* [Objective] Exclude the pictures, then copy all remaining records exactly.

* [Extracted entries]
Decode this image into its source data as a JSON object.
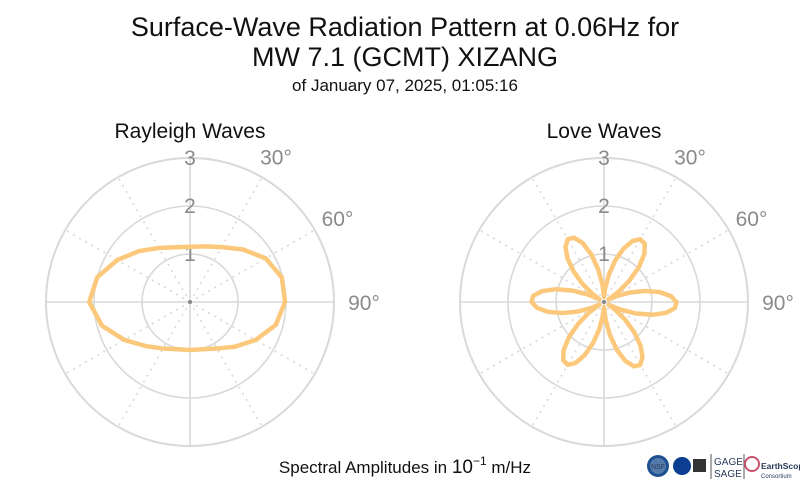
{
  "figure": {
    "title_line1": "Surface-Wave Radiation Pattern at 0.06Hz for",
    "title_line2": "MW 7.1 (GCMT) XIZANG",
    "subtitle": "of January 07, 2025, 01:05:16",
    "footer_prefix": "Spectral Amplitudes in ",
    "footer_base": "10",
    "footer_exp": "−1",
    "footer_unit": " m/Hz"
  },
  "logos": {
    "nsf": "NSF",
    "gage": "GAGE",
    "sage": "SAGE",
    "earthscope": "EarthScope",
    "consortium": "Consortium"
  },
  "colors": {
    "pattern": "#fbc87c",
    "grid": "#d9d9d9",
    "labels": "#8a8a8a"
  },
  "chart_data": [
    {
      "type": "polar-line",
      "title": "Rayleigh Waves",
      "r_ticks": [
        "1",
        "2",
        "3"
      ],
      "r_max": 3,
      "angle_labels": [
        "30°",
        "60°",
        "90°"
      ],
      "angle_direction": "clockwise from north",
      "grid": true,
      "series": [
        {
          "angles_deg": [
            0,
            15,
            30,
            45,
            60,
            75,
            90,
            105,
            120,
            135,
            150,
            165,
            180,
            195,
            210,
            225,
            240,
            255,
            270,
            285,
            300,
            315,
            330,
            345
          ],
          "r": [
            1.15,
            1.2,
            1.32,
            1.55,
            1.82,
            1.98,
            1.98,
            1.85,
            1.58,
            1.32,
            1.12,
            1.02,
            1.0,
            1.02,
            1.12,
            1.3,
            1.58,
            1.9,
            2.1,
            2.0,
            1.75,
            1.5,
            1.3,
            1.18
          ]
        }
      ]
    },
    {
      "type": "polar-line",
      "title": "Love Waves",
      "r_ticks": [
        "1",
        "2",
        "3"
      ],
      "r_max": 3,
      "angle_labels": [
        "30°",
        "60°",
        "90°"
      ],
      "angle_direction": "clockwise from north",
      "grid": true,
      "series": [
        {
          "angles_deg": [
            0,
            5,
            10,
            15,
            20,
            25,
            30,
            35,
            40,
            45,
            50,
            55,
            60,
            65,
            70,
            75,
            80,
            85,
            90,
            95,
            100,
            105,
            110,
            115,
            120,
            125,
            130,
            135,
            140,
            145,
            150,
            155,
            160,
            165,
            170,
            175,
            180,
            185,
            190,
            195,
            200,
            205,
            210,
            215,
            220,
            225,
            230,
            235,
            240,
            245,
            250,
            255,
            260,
            265,
            270,
            275,
            280,
            285,
            290,
            295,
            300,
            305,
            310,
            315,
            320,
            325,
            330,
            335,
            340,
            345,
            350,
            355
          ],
          "r": [
            0.11,
            0.29,
            0.58,
            0.89,
            1.18,
            1.4,
            1.51,
            1.48,
            1.31,
            1.03,
            0.69,
            0.36,
            0.11,
            0.29,
            0.58,
            0.89,
            1.18,
            1.4,
            1.51,
            1.48,
            1.31,
            1.03,
            0.69,
            0.36,
            0.11,
            0.29,
            0.58,
            0.89,
            1.18,
            1.4,
            1.51,
            1.48,
            1.31,
            1.03,
            0.69,
            0.36,
            0.11,
            0.29,
            0.58,
            0.89,
            1.18,
            1.4,
            1.51,
            1.48,
            1.31,
            1.03,
            0.69,
            0.36,
            0.11,
            0.29,
            0.58,
            0.89,
            1.18,
            1.4,
            1.51,
            1.48,
            1.31,
            1.03,
            0.69,
            0.36,
            0.11,
            0.29,
            0.58,
            0.89,
            1.18,
            1.4,
            1.51,
            1.48,
            1.31,
            1.03,
            0.69,
            0.36
          ]
        }
      ]
    }
  ]
}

* [Final result]
Decode this image into its source data as a JSON object.
{
  "figure": {
    "title_line1": "Surface-Wave Radiation Pattern at 0.06Hz for",
    "title_line2": "MW 7.1 (GCMT) XIZANG",
    "subtitle": "of January 07, 2025, 01:05:16",
    "footer_prefix": "Spectral Amplitudes in ",
    "footer_base": "10",
    "footer_exp": "−1",
    "footer_unit": " m/Hz"
  },
  "logos": {
    "nsf": "NSF",
    "gage": "GAGE",
    "sage": "SAGE",
    "earthscope": "EarthScope",
    "consortium": "Consortium"
  },
  "colors": {
    "pattern": "#fbc87c",
    "grid": "#d9d9d9",
    "labels": "#8a8a8a"
  },
  "chart_data": [
    {
      "type": "polar-line",
      "title": "Rayleigh Waves",
      "r_ticks": [
        "1",
        "2",
        "3"
      ],
      "r_max": 3,
      "angle_labels": [
        "30°",
        "60°",
        "90°"
      ],
      "angle_direction": "clockwise from north",
      "grid": true,
      "series": [
        {
          "angles_deg": [
            0,
            15,
            30,
            45,
            60,
            75,
            90,
            105,
            120,
            135,
            150,
            165,
            180,
            195,
            210,
            225,
            240,
            255,
            270,
            285,
            300,
            315,
            330,
            345
          ],
          "r": [
            1.15,
            1.2,
            1.32,
            1.55,
            1.82,
            1.98,
            1.98,
            1.85,
            1.58,
            1.32,
            1.12,
            1.02,
            1.0,
            1.02,
            1.12,
            1.3,
            1.58,
            1.9,
            2.1,
            2.0,
            1.75,
            1.5,
            1.3,
            1.18
          ]
        }
      ]
    },
    {
      "type": "polar-line",
      "title": "Love Waves",
      "r_ticks": [
        "1",
        "2",
        "3"
      ],
      "r_max": 3,
      "angle_labels": [
        "30°",
        "60°",
        "90°"
      ],
      "angle_direction": "clockwise from north",
      "grid": true,
      "series": [
        {
          "angles_deg": [
            0,
            5,
            10,
            15,
            20,
            25,
            30,
            35,
            40,
            45,
            50,
            55,
            60,
            65,
            70,
            75,
            80,
            85,
            90,
            95,
            100,
            105,
            110,
            115,
            120,
            125,
            130,
            135,
            140,
            145,
            150,
            155,
            160,
            165,
            170,
            175,
            180,
            185,
            190,
            195,
            200,
            205,
            210,
            215,
            220,
            225,
            230,
            235,
            240,
            245,
            250,
            255,
            260,
            265,
            270,
            275,
            280,
            285,
            290,
            295,
            300,
            305,
            310,
            315,
            320,
            325,
            330,
            335,
            340,
            345,
            350,
            355
          ],
          "r": [
            0.11,
            0.29,
            0.58,
            0.89,
            1.18,
            1.4,
            1.51,
            1.48,
            1.31,
            1.03,
            0.69,
            0.36,
            0.11,
            0.29,
            0.58,
            0.89,
            1.18,
            1.4,
            1.51,
            1.48,
            1.31,
            1.03,
            0.69,
            0.36,
            0.11,
            0.29,
            0.58,
            0.89,
            1.18,
            1.4,
            1.51,
            1.48,
            1.31,
            1.03,
            0.69,
            0.36,
            0.11,
            0.29,
            0.58,
            0.89,
            1.18,
            1.4,
            1.51,
            1.48,
            1.31,
            1.03,
            0.69,
            0.36,
            0.11,
            0.29,
            0.58,
            0.89,
            1.18,
            1.4,
            1.51,
            1.48,
            1.31,
            1.03,
            0.69,
            0.36,
            0.11,
            0.29,
            0.58,
            0.89,
            1.18,
            1.4,
            1.51,
            1.48,
            1.31,
            1.03,
            0.69,
            0.36
          ]
        }
      ]
    }
  ]
}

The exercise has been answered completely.